Excerpt from a dataset
- - -
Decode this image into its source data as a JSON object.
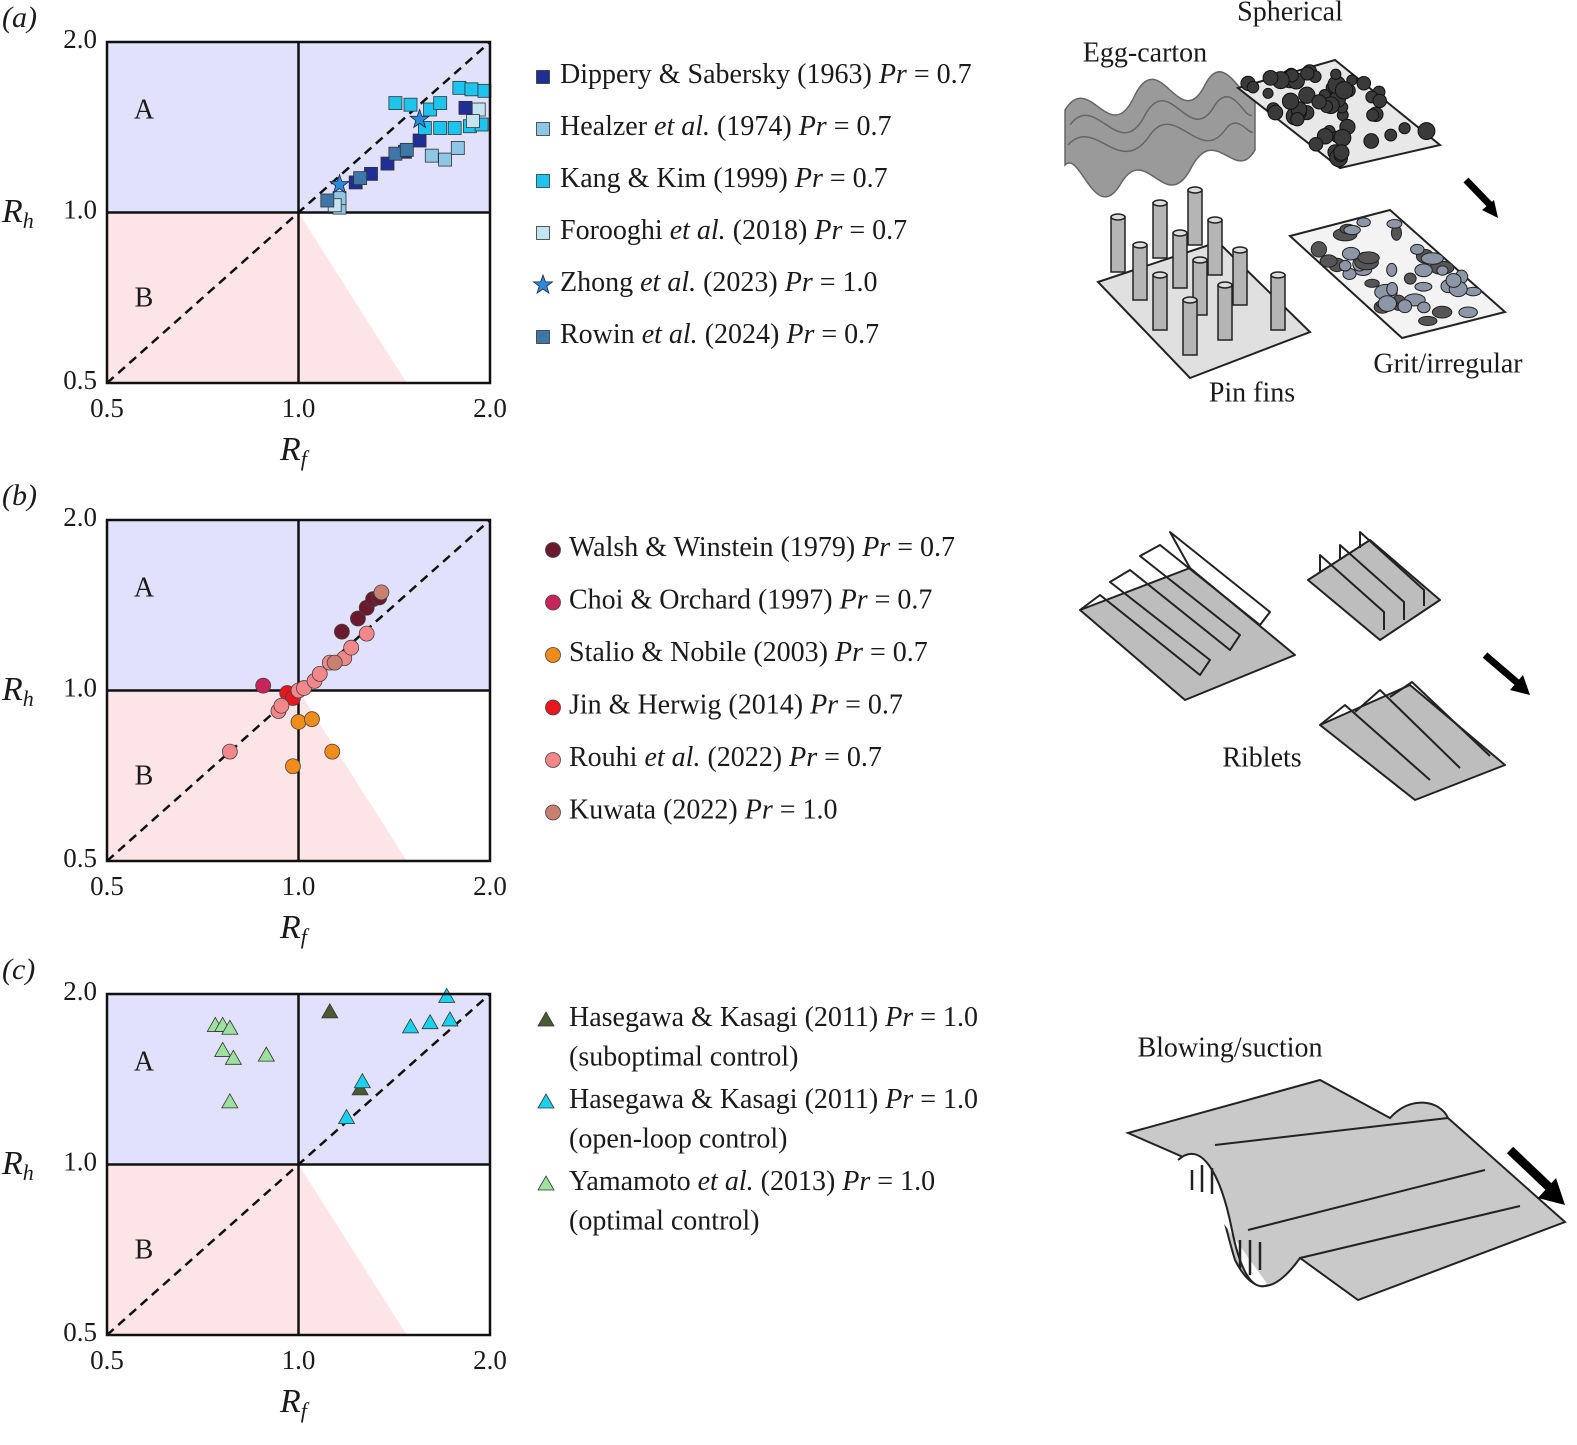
{
  "chart_data": [
    {
      "type": "scatter",
      "panel": "(a)",
      "xlabel": "Rf",
      "ylabel": "Rh",
      "xscale": "log",
      "yscale": "log",
      "xlim": [
        0.5,
        2.0
      ],
      "ylim": [
        0.5,
        2.0
      ],
      "xticks": [
        0.5,
        {
          "value": 1.0,
          "label": "1.0"
        },
        {
          "value": 2.0,
          "label": "2.0"
        }
      ],
      "yticks": [
        0.5,
        {
          "value": 1.0,
          "label": "1.0"
        },
        {
          "value": 2.0,
          "label": "2.0"
        }
      ],
      "vline": 1.0,
      "hline": 1.0,
      "diagonal": true,
      "regions": [
        {
          "label": "A",
          "color": "#e1e1fb",
          "label_color": "#5b1a8a",
          "polygon": [
            [
              0.5,
              1.0
            ],
            [
              2.0,
              1.0
            ],
            [
              2.0,
              2.0
            ],
            [
              0.5,
              2.0
            ]
          ]
        },
        {
          "label": "B",
          "color": "#fde4e7",
          "label_color": "#e0208a",
          "polygon": [
            [
              0.5,
              0.5
            ],
            [
              0.5,
              1.0
            ],
            [
              1.0,
              1.0
            ],
            [
              1.48,
              0.5
            ]
          ]
        }
      ],
      "series": [
        {
          "name": "Dippery & Sabersky (1963) Pr = 0.7",
          "marker": "square",
          "color": "#1f2f96",
          "x": [
            1.23,
            1.3,
            1.38,
            1.47,
            1.55,
            1.83
          ],
          "values": [
            1.13,
            1.17,
            1.22,
            1.28,
            1.34,
            1.53
          ]
        },
        {
          "name": "Healzer et al. (1974) Pr = 0.7",
          "marker": "square",
          "color": "#8ec6e6",
          "x": [
            1.16,
            1.16,
            1.62,
            1.7,
            1.78
          ],
          "values": [
            1.02,
            1.06,
            1.26,
            1.24,
            1.3
          ]
        },
        {
          "name": "Kang & Kim (1999) Pr = 0.7",
          "marker": "square",
          "color": "#1cc4ee",
          "x": [
            1.42,
            1.5,
            1.61,
            1.58,
            1.67,
            1.76,
            1.86,
            1.94,
            1.79,
            1.87,
            1.96,
            1.67
          ],
          "values": [
            1.56,
            1.55,
            1.52,
            1.41,
            1.41,
            1.41,
            1.42,
            1.43,
            1.66,
            1.65,
            1.64,
            1.56
          ]
        },
        {
          "name": "Forooghi et al. (2018) Pr = 0.7",
          "marker": "square",
          "color": "#c4e4f2",
          "x": [
            1.14,
            1.92,
            1.88
          ],
          "values": [
            1.03,
            1.52,
            1.45
          ]
        },
        {
          "name": "Zhong et al. (2023) Pr = 1.0",
          "marker": "star",
          "color": "#2a8ad8",
          "x": [
            1.16,
            1.55
          ],
          "values": [
            1.12,
            1.46
          ]
        },
        {
          "name": "Rowin et al. (2024) Pr = 0.7",
          "marker": "square",
          "color": "#3f76a8",
          "x": [
            1.11,
            1.25,
            1.42,
            1.48
          ],
          "values": [
            1.05,
            1.15,
            1.27,
            1.29
          ]
        }
      ]
    },
    {
      "type": "scatter",
      "panel": "(b)",
      "xlabel": "Rf",
      "ylabel": "Rh",
      "xscale": "log",
      "yscale": "log",
      "xlim": [
        0.5,
        2.0
      ],
      "ylim": [
        0.5,
        2.0
      ],
      "xticks": [
        0.5,
        {
          "value": 1.0,
          "label": "1.0"
        },
        {
          "value": 2.0,
          "label": "2.0"
        }
      ],
      "yticks": [
        0.5,
        {
          "value": 1.0,
          "label": "1.0"
        },
        {
          "value": 2.0,
          "label": "2.0"
        }
      ],
      "vline": 1.0,
      "hline": 1.0,
      "diagonal": true,
      "regions": [
        {
          "label": "A",
          "color": "#e1e1fb",
          "label_color": "#5b1a8a",
          "polygon": [
            [
              0.5,
              1.0
            ],
            [
              2.0,
              1.0
            ],
            [
              2.0,
              2.0
            ],
            [
              0.5,
              2.0
            ]
          ]
        },
        {
          "label": "B",
          "color": "#fde4e7",
          "label_color": "#e0208a",
          "polygon": [
            [
              0.5,
              0.5
            ],
            [
              0.5,
              1.0
            ],
            [
              1.0,
              1.0
            ],
            [
              1.48,
              0.5
            ]
          ]
        }
      ],
      "series": [
        {
          "name": "Walsh & Winstein (1979) Pr = 0.7",
          "marker": "circle",
          "color": "#6b1a2e",
          "x": [
            1.17,
            1.24,
            1.28,
            1.31,
            1.34
          ],
          "values": [
            1.27,
            1.34,
            1.4,
            1.45,
            1.46
          ]
        },
        {
          "name": "Choi & Orchard (1997) Pr = 0.7",
          "marker": "circle",
          "color": "#c8245a",
          "x": [
            0.88
          ],
          "values": [
            1.02
          ]
        },
        {
          "name": "Stalio & Nobile (2003) Pr = 0.7",
          "marker": "circle",
          "color": "#f08c1a",
          "x": [
            0.98,
            1.0,
            1.05,
            1.13
          ],
          "values": [
            0.735,
            0.88,
            0.89,
            0.78
          ]
        },
        {
          "name": "Jin & Herwig (2014) Pr = 0.7",
          "marker": "circle",
          "color": "#e8161e",
          "x": [
            0.96,
            0.98
          ],
          "values": [
            0.99,
            0.97
          ]
        },
        {
          "name": "Rouhi et al. (2022) Pr = 0.7",
          "marker": "circle",
          "color": "#f3878a",
          "x": [
            0.78,
            0.93,
            0.94,
            1.0,
            1.02,
            1.06,
            1.08,
            1.12,
            1.18,
            1.21,
            1.28
          ],
          "values": [
            0.78,
            0.92,
            0.94,
            1.0,
            1.01,
            1.04,
            1.07,
            1.12,
            1.14,
            1.19,
            1.26
          ]
        },
        {
          "name": "Kuwata (2022) Pr = 1.0",
          "marker": "circle",
          "color": "#c98070",
          "x": [
            1.35,
            1.14
          ],
          "values": [
            1.49,
            1.12
          ]
        }
      ]
    },
    {
      "type": "scatter",
      "panel": "(c)",
      "xlabel": "Rf",
      "ylabel": "Rh",
      "xscale": "log",
      "yscale": "log",
      "xlim": [
        0.5,
        2.0
      ],
      "ylim": [
        0.5,
        2.0
      ],
      "xticks": [
        0.5,
        {
          "value": 1.0,
          "label": "1.0"
        },
        {
          "value": 2.0,
          "label": "2.0"
        }
      ],
      "yticks": [
        0.5,
        {
          "value": 1.0,
          "label": "1.0"
        },
        {
          "value": 2.0,
          "label": "2.0"
        }
      ],
      "vline": 1.0,
      "hline": 1.0,
      "diagonal": true,
      "regions": [
        {
          "label": "A",
          "color": "#e1e1fb",
          "label_color": "#5b1a8a",
          "polygon": [
            [
              0.5,
              1.0
            ],
            [
              2.0,
              1.0
            ],
            [
              2.0,
              2.0
            ],
            [
              0.5,
              2.0
            ]
          ]
        },
        {
          "label": "B",
          "color": "#fde4e7",
          "label_color": "#e0208a",
          "polygon": [
            [
              0.5,
              0.5
            ],
            [
              0.5,
              1.0
            ],
            [
              1.0,
              1.0
            ],
            [
              1.48,
              0.5
            ]
          ]
        }
      ],
      "series": [
        {
          "name": "Hasegawa & Kasagi (2011) Pr = 1.0",
          "note": "(suboptimal control)",
          "marker": "triangle",
          "color": "#4a5a32",
          "x": [
            1.12,
            1.25
          ],
          "values": [
            1.86,
            1.36
          ]
        },
        {
          "name": "Hasegawa & Kasagi (2011) Pr = 1.0",
          "note": "(open-loop control)",
          "marker": "triangle",
          "color": "#1ad2ee",
          "x": [
            1.71,
            1.73,
            1.61,
            1.5,
            1.26,
            1.19
          ],
          "values": [
            1.98,
            1.8,
            1.78,
            1.75,
            1.4,
            1.21
          ]
        },
        {
          "name": "Yamamoto et al. (2013) Pr = 1.0",
          "note": "(optimal control)",
          "marker": "triangle",
          "color": "#9ee0a0",
          "x": [
            0.74,
            0.76,
            0.78,
            0.76,
            0.79,
            0.89,
            0.78
          ],
          "values": [
            1.76,
            1.76,
            1.74,
            1.59,
            1.54,
            1.56,
            1.29
          ]
        }
      ]
    }
  ],
  "illustrations": [
    {
      "labels": [
        "Spherical",
        "Egg-carton",
        "Pin fins",
        "Grit/irregular"
      ]
    },
    {
      "labels": [
        "Riblets"
      ]
    },
    {
      "labels": [
        "Blowing/suction"
      ]
    }
  ]
}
- - -
Find every line that has "note" in it, then return those lines.

          "note": "(suboptimal control)",
          "note": "(open-loop control)",
          "note": "(optimal control)",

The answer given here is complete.